Stored items
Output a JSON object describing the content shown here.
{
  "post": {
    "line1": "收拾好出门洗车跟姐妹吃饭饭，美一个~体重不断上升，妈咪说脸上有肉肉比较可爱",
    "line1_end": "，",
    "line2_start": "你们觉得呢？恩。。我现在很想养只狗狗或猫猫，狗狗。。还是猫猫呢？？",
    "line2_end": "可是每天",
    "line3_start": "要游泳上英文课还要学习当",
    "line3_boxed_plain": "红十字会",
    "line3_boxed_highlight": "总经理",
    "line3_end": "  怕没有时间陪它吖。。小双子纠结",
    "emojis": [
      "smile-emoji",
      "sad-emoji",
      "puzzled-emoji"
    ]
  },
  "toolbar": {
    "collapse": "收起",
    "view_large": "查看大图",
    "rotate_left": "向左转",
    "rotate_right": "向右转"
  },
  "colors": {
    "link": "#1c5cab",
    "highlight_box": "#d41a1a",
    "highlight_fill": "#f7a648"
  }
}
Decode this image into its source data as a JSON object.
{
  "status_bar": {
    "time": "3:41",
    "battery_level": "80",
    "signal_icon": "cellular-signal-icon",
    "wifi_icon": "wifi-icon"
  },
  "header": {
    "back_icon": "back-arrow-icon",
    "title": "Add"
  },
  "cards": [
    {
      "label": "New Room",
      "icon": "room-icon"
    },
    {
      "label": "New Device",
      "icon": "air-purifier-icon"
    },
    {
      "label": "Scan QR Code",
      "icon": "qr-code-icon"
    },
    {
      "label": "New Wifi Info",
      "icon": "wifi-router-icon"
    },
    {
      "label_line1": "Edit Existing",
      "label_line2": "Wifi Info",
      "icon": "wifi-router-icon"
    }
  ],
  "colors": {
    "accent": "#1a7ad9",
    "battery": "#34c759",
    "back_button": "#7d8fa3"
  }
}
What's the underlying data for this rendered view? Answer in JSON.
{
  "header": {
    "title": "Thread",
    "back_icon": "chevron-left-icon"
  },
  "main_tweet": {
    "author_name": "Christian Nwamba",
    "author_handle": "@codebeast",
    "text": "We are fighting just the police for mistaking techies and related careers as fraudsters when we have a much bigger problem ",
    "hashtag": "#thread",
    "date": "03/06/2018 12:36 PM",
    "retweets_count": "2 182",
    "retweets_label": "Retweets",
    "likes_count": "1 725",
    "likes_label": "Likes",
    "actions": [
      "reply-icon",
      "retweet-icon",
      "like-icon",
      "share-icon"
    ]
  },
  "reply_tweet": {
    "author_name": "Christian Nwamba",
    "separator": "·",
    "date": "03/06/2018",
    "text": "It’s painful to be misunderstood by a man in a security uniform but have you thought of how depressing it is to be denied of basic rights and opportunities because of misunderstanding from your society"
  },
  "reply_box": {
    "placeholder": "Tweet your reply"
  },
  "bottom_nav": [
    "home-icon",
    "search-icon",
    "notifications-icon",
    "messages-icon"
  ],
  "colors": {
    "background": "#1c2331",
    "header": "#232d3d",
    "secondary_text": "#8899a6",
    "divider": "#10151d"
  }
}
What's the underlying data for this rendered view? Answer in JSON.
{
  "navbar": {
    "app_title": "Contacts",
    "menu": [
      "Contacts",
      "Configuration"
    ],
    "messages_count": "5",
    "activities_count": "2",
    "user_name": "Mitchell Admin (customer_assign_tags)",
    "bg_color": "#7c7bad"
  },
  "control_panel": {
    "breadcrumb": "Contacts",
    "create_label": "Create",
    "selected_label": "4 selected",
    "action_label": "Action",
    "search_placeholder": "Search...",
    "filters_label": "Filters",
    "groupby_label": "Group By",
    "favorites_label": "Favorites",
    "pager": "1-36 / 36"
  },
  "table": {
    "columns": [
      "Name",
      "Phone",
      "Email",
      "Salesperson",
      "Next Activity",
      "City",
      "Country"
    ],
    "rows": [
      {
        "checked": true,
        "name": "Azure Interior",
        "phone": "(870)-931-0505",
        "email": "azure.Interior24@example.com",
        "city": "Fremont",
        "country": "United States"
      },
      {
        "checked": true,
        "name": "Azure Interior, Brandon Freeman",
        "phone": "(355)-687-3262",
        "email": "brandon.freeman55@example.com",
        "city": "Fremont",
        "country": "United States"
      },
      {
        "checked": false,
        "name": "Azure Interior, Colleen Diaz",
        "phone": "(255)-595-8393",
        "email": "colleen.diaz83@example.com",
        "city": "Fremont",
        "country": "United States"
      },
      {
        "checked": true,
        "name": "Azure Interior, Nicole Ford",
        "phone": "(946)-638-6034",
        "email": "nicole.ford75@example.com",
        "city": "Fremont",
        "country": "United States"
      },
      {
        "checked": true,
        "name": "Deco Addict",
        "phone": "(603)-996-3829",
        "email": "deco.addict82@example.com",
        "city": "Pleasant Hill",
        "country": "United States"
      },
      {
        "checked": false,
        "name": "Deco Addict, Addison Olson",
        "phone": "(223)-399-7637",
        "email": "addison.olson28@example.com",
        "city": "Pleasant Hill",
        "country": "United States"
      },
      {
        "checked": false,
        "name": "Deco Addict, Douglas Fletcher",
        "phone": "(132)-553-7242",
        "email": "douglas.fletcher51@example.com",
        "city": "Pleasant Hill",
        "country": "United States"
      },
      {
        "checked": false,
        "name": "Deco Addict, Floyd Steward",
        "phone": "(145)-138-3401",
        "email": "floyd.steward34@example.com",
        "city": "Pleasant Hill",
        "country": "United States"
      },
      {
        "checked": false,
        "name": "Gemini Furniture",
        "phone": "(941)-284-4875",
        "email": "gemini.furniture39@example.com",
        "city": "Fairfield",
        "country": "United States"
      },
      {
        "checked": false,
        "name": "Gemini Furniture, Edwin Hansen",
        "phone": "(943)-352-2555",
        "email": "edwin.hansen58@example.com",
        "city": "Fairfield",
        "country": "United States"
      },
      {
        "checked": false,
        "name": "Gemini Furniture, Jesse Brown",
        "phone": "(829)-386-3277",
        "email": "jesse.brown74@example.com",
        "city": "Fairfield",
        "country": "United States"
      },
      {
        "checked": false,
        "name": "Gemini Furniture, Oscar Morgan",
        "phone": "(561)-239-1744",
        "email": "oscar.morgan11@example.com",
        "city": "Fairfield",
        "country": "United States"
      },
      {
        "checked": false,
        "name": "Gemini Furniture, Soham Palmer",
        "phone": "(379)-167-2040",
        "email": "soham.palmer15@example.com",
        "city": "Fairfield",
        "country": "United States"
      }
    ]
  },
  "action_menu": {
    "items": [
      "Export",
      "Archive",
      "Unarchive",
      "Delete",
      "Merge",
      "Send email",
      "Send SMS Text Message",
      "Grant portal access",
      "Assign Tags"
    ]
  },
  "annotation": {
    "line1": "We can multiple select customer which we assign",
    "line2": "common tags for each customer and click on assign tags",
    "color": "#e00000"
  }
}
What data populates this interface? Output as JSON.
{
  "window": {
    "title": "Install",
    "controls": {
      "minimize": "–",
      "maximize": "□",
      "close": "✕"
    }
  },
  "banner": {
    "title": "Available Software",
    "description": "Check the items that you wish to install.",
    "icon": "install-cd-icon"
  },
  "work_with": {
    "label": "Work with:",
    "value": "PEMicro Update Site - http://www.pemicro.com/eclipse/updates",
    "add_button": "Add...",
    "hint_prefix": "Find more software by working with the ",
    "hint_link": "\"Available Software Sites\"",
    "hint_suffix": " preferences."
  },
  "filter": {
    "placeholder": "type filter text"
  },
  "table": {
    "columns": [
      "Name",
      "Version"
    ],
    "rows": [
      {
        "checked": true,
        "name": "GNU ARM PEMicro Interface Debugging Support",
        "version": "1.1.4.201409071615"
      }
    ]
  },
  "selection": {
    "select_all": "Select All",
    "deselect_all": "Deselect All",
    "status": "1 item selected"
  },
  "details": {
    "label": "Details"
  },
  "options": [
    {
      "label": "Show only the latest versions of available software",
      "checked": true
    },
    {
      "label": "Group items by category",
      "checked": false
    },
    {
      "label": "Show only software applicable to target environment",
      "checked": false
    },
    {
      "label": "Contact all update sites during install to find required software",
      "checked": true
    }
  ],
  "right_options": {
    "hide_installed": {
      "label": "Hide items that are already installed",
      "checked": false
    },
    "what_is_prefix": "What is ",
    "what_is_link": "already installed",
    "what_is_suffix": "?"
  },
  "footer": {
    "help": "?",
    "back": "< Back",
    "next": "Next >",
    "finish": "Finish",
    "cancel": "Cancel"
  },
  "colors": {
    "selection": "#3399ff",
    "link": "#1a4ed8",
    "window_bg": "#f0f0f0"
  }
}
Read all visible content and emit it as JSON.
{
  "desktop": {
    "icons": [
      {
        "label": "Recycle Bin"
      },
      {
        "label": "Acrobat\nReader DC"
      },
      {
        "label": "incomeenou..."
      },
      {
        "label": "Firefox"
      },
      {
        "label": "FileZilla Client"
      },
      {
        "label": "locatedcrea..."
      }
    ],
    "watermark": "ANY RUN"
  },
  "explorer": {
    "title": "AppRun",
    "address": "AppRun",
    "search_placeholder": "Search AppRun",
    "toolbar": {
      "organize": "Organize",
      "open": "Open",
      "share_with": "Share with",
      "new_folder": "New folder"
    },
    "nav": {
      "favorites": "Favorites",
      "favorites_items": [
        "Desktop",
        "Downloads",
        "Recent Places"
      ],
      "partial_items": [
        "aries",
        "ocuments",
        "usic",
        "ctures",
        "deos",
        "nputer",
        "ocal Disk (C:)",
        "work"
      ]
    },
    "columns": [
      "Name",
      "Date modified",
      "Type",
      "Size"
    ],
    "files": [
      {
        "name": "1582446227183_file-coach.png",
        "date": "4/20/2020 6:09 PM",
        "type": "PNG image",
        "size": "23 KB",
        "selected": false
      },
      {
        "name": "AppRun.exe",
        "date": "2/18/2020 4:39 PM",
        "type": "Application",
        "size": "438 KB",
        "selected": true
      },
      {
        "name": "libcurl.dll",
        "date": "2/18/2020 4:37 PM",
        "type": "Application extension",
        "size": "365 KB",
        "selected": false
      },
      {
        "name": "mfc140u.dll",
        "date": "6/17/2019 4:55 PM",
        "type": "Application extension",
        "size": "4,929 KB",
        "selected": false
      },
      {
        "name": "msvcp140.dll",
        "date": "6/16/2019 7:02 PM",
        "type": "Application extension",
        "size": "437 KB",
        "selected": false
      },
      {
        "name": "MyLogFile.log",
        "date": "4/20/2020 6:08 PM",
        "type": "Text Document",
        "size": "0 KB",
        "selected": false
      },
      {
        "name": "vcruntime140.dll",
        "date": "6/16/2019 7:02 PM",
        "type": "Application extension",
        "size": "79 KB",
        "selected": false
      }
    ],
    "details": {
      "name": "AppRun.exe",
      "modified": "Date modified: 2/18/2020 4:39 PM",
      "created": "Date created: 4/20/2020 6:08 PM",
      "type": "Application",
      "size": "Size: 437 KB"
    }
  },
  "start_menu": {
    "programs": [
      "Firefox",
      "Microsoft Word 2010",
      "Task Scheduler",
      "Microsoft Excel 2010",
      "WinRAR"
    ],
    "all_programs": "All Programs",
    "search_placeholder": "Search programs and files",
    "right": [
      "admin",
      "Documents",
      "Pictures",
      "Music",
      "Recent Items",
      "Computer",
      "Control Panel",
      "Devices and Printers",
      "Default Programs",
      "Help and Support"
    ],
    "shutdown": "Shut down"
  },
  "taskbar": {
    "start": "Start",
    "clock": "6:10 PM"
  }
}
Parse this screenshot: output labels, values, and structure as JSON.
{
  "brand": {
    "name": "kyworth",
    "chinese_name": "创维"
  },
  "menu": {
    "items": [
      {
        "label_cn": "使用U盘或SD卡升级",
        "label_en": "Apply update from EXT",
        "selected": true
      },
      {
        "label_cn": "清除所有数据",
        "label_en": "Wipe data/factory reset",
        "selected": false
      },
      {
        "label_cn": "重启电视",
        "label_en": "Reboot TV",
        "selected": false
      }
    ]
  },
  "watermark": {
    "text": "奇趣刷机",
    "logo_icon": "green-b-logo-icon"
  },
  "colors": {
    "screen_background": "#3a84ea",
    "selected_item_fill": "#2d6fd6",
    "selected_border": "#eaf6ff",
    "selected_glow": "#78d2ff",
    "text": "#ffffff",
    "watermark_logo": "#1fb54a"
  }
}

GIVEN EXERCISE » Filter the records above for lines containing the word "that", and copy those lines.

WRITTEN ANSWER »
    "description": "Check the items that you wish to install.",
      "label": "Hide items that are already installed",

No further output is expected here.